RECORD EXTRACTS ->
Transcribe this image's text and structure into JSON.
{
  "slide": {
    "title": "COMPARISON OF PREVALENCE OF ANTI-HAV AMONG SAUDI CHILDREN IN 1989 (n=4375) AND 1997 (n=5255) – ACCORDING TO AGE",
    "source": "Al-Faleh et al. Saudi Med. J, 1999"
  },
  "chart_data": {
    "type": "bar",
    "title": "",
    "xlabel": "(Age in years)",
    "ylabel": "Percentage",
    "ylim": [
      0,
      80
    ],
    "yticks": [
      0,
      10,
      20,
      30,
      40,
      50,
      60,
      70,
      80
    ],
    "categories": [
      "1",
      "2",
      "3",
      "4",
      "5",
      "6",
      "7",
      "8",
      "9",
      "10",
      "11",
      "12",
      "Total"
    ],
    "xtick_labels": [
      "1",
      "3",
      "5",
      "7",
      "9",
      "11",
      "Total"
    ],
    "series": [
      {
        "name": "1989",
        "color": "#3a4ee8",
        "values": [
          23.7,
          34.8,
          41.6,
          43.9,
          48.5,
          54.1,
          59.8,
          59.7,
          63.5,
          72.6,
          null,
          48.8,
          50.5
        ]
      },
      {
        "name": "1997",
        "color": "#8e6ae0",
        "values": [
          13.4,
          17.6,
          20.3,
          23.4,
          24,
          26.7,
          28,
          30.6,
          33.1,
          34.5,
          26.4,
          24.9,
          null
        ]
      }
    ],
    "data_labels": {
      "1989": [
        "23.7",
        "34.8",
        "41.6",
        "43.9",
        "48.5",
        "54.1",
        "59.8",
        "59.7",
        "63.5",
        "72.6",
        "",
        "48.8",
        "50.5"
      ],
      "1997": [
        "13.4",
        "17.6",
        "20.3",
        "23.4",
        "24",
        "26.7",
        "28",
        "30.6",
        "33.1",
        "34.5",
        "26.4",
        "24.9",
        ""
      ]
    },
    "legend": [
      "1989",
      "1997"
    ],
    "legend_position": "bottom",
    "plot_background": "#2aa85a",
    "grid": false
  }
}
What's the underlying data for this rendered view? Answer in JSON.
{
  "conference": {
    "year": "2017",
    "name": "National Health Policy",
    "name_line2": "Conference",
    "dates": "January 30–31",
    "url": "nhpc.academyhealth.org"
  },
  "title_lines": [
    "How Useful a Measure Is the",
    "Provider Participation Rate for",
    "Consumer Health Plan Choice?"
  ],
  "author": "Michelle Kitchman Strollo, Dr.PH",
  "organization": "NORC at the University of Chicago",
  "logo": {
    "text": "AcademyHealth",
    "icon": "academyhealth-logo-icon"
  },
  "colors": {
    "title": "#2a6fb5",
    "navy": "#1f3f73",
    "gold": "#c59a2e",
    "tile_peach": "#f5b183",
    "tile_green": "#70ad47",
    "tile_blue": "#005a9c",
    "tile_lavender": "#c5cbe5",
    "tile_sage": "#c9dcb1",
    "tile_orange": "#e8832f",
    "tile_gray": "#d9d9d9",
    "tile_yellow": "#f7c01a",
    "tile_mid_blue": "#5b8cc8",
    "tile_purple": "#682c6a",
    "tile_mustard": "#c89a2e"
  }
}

YOUR TASK -> Tell how many lines of the data above hold the string "this". Give only the number.

TASK RESPONSE -> 2